-- Exercise details --
Pick out and copy every line below that has the word "country".

-------

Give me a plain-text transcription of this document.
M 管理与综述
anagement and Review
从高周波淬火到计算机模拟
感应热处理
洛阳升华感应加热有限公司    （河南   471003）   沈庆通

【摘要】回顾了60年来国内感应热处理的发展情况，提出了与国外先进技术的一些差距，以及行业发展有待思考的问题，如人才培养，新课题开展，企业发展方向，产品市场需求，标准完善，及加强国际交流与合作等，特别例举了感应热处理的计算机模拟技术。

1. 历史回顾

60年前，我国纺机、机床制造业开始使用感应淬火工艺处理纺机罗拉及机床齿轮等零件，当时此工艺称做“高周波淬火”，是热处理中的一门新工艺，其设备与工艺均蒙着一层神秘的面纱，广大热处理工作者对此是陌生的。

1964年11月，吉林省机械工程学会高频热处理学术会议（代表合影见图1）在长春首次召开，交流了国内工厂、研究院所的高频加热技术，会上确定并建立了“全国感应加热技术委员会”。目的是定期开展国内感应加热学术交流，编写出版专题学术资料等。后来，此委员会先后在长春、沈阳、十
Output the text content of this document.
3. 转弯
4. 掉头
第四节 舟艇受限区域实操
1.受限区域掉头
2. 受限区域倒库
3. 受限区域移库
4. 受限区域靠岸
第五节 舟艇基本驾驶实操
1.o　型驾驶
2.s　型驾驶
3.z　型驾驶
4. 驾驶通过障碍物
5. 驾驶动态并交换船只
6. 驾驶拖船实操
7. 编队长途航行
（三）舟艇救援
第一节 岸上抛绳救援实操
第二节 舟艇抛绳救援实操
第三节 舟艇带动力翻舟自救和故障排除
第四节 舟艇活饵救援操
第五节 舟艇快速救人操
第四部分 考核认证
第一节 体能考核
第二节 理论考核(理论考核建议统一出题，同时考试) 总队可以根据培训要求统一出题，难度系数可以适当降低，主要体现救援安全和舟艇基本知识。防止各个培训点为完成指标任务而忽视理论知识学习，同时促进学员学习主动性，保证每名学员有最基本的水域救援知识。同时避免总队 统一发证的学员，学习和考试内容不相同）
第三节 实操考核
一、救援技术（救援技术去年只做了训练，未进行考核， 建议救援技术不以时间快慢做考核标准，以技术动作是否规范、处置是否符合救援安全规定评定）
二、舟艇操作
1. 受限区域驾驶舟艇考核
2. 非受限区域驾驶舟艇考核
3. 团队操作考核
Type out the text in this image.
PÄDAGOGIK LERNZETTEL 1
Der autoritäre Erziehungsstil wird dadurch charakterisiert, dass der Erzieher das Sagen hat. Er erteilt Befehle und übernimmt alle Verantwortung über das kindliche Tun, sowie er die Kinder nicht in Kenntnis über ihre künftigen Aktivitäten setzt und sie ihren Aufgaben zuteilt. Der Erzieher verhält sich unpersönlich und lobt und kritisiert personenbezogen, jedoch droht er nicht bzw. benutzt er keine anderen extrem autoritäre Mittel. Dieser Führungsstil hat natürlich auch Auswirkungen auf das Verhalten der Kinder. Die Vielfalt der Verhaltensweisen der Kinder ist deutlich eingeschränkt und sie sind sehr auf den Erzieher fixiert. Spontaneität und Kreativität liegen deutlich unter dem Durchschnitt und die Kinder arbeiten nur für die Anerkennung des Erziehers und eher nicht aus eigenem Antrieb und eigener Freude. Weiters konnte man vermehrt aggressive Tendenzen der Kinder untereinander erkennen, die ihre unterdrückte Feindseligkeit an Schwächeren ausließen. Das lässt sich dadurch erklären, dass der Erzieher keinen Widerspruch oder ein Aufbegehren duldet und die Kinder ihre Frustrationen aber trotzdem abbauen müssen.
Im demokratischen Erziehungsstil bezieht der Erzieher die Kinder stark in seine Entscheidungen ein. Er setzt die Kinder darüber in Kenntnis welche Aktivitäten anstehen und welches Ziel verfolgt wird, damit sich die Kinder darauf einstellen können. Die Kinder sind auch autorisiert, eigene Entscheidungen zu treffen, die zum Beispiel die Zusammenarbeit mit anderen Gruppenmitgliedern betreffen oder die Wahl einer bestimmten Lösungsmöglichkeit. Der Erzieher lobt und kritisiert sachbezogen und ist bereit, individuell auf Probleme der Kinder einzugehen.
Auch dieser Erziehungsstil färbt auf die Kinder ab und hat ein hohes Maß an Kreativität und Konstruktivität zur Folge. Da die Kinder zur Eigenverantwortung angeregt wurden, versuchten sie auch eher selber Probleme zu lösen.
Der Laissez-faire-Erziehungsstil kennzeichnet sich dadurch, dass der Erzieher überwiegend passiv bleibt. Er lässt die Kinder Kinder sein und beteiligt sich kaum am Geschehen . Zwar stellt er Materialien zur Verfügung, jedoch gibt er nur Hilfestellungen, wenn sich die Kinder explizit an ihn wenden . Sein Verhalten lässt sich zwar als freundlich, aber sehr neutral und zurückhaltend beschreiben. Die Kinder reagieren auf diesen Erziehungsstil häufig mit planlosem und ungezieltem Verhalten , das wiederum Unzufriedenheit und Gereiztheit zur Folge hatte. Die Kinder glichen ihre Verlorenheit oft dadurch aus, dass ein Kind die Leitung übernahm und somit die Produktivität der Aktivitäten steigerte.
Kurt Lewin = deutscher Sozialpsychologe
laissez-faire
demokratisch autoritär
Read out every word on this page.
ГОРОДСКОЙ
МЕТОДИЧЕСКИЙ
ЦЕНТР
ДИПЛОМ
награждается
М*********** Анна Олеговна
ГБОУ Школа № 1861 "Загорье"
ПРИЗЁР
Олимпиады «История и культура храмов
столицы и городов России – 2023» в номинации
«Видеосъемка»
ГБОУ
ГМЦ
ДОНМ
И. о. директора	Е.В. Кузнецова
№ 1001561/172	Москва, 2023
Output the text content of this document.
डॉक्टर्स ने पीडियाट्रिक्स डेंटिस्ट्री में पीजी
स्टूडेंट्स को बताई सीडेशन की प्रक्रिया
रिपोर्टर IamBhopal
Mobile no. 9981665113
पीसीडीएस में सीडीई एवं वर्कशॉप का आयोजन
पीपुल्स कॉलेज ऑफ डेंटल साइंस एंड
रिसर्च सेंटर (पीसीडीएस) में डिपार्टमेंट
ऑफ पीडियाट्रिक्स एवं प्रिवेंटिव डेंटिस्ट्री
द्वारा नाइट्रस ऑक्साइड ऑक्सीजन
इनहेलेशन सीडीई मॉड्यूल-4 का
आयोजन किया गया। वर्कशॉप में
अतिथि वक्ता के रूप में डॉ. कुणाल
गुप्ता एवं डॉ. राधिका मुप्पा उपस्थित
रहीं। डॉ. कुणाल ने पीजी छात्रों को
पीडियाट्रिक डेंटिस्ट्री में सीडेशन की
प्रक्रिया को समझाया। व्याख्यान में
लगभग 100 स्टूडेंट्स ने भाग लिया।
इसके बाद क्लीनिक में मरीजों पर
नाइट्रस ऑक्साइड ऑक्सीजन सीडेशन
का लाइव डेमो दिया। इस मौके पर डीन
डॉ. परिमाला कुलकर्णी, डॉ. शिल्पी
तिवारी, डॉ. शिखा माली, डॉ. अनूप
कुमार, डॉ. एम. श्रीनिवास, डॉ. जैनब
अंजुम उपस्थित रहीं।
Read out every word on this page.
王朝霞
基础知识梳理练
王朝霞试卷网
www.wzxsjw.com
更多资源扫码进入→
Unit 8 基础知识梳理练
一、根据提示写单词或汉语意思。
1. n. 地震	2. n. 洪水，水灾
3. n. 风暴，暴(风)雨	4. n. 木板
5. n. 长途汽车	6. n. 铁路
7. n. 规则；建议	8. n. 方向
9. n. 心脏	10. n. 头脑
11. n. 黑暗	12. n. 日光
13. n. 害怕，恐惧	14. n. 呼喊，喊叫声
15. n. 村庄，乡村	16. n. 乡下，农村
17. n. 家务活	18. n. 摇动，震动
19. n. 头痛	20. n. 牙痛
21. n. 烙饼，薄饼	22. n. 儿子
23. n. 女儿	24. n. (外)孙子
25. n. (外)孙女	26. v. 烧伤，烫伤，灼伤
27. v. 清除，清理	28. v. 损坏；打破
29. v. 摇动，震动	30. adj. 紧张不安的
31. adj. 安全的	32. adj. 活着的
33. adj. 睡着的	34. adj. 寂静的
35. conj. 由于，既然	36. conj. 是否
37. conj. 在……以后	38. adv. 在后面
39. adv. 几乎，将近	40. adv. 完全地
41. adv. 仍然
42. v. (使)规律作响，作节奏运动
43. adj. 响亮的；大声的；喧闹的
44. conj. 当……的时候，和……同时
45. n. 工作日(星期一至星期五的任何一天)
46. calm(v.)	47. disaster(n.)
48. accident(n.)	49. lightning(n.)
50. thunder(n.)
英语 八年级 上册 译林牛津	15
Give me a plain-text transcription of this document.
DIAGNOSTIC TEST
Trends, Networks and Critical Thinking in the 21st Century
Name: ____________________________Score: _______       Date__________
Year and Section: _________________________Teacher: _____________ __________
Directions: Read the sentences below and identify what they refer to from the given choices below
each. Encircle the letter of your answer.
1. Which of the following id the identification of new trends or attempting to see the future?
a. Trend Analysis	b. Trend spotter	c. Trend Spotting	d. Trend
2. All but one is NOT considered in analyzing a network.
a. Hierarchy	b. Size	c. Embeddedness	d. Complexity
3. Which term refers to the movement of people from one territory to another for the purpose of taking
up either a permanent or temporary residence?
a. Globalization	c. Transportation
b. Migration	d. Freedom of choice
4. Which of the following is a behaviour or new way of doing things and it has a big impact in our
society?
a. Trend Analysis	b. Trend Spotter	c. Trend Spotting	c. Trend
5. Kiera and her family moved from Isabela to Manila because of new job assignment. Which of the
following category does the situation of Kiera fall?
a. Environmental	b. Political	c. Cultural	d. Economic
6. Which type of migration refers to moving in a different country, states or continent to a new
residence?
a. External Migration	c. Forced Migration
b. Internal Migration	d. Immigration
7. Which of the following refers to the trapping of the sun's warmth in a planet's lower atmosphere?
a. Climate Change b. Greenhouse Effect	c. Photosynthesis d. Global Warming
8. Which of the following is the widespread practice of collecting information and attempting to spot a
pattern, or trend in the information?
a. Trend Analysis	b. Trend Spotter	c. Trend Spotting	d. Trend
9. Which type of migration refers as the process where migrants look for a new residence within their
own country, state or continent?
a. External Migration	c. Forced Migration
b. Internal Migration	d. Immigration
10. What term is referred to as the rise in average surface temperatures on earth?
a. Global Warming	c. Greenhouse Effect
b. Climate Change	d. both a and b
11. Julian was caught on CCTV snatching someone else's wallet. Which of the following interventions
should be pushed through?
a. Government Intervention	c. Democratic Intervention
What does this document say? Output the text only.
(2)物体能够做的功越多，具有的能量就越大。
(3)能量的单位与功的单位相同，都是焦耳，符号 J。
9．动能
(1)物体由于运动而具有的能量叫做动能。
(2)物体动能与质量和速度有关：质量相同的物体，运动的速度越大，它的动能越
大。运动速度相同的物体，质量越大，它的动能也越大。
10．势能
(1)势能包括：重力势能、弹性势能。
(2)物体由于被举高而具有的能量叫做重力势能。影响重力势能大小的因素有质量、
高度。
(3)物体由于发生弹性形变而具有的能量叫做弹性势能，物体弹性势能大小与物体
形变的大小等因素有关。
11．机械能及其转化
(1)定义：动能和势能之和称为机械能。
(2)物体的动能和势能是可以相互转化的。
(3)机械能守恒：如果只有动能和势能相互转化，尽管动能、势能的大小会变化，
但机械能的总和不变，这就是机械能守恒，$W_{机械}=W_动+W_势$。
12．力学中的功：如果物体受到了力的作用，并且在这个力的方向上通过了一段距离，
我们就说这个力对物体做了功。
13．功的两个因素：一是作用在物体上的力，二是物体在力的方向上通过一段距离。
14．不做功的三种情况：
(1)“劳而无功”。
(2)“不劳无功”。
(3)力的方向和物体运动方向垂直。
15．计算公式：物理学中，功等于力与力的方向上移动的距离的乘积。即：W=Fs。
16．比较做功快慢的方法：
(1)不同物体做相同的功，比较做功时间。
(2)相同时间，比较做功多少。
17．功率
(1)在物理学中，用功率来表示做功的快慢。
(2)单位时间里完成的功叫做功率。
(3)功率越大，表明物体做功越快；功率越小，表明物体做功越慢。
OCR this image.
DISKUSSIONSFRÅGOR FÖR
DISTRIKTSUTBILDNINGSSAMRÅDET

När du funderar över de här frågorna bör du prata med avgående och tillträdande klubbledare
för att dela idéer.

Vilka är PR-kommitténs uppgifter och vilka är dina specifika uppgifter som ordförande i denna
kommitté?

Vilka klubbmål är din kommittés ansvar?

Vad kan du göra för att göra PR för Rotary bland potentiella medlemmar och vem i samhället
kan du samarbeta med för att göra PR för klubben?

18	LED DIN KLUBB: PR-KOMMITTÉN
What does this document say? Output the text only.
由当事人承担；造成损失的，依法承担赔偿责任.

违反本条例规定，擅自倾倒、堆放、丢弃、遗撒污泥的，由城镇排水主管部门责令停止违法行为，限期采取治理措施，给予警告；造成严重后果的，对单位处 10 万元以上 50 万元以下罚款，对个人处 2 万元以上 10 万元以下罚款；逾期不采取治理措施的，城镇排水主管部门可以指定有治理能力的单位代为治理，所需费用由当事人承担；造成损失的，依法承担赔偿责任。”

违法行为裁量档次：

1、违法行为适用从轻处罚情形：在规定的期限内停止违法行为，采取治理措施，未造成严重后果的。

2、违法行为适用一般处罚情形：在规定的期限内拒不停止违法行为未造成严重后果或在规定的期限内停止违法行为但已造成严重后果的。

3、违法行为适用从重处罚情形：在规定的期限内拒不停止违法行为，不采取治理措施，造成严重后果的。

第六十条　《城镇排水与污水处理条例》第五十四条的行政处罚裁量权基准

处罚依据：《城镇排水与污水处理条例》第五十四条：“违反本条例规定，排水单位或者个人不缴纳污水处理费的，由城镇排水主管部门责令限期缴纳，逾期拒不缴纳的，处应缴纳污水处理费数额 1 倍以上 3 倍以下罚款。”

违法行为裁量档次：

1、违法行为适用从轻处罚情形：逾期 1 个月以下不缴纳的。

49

-------

-- In response --
6. Which type of migration refers to moving in a different country, states or continent to a new
own country, state or continent?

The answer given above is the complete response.